Take each line containing the word "state" and copy it.

++++++++++

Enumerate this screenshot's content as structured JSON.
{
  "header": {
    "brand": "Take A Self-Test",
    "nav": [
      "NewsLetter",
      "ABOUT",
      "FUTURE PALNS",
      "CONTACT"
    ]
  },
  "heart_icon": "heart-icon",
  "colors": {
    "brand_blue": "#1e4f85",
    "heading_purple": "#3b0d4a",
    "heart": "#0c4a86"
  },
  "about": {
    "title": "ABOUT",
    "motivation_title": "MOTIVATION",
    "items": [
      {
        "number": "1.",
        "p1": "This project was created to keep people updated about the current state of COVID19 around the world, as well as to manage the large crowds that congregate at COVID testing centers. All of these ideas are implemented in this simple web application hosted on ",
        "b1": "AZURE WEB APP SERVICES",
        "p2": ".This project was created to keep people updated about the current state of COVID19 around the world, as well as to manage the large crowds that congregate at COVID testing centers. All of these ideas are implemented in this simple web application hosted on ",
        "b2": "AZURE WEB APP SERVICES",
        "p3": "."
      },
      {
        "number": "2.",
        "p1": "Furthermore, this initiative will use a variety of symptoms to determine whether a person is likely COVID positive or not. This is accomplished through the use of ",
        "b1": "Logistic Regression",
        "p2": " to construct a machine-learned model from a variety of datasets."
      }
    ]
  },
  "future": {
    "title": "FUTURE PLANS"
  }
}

++++++++++

▸ CORRECT OUTPUT
        "p1": "This project was created to keep people updated about the current state of COVID19 around the world, as well as to manage the large crowds that congregate at COVID testing centers. All of these ideas are implemented in this simple web application hosted on ",
        "p2": ".This project was created to keep people updated about the current state of COVID19 around the world, as well as to manage the large crowds that congregate at COVID testing centers. All of these ideas are implemented in this simple web application hosted on ",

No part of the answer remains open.